- _What this task involves_: Below are the records. List every line holding the word "Time".

--- Begin Data entries ---

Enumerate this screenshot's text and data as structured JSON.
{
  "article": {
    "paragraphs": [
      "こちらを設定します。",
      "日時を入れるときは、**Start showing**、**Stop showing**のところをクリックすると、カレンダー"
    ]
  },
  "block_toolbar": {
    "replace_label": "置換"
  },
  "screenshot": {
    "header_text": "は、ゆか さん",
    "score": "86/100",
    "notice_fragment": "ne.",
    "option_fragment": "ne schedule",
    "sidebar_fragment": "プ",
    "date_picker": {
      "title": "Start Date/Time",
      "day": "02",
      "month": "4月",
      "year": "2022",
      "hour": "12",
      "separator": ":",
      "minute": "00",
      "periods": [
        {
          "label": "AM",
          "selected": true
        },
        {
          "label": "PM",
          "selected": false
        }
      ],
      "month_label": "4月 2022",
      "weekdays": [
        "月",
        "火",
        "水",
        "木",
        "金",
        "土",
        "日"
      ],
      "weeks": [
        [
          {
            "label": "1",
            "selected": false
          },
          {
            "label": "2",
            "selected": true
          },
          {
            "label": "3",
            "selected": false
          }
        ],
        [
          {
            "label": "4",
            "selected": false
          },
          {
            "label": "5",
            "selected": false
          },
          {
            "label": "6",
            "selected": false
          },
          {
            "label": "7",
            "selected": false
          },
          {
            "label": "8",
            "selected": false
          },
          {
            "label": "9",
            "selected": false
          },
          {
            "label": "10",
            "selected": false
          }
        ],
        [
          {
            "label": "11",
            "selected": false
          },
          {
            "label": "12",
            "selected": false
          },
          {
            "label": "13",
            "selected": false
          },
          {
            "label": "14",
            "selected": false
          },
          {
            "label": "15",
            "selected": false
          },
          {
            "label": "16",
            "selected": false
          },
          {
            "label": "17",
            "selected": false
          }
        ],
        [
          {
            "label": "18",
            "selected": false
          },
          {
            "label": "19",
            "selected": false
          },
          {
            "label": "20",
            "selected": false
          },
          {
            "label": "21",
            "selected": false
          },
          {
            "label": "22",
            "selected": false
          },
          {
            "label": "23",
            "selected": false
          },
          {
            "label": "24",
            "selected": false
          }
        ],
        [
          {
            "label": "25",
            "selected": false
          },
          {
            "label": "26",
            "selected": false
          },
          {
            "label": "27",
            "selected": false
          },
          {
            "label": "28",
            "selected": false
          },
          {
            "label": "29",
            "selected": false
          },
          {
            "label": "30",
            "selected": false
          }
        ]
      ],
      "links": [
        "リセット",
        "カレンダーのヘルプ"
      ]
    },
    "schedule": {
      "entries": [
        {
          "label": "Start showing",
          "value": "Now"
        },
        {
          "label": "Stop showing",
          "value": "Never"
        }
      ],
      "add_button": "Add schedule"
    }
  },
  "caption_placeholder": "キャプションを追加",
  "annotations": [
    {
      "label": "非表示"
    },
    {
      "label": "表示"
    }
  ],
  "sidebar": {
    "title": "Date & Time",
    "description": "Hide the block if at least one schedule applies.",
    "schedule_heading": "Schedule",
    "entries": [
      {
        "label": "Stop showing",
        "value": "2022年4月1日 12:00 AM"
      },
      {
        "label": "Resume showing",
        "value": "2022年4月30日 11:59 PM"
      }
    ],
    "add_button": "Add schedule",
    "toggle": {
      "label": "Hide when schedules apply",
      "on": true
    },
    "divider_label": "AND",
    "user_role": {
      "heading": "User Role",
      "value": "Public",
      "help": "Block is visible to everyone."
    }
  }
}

--- End Data entries ---

- _Exercise output_:
      "title": "Start Date/Time",
    "title": "Date & Time",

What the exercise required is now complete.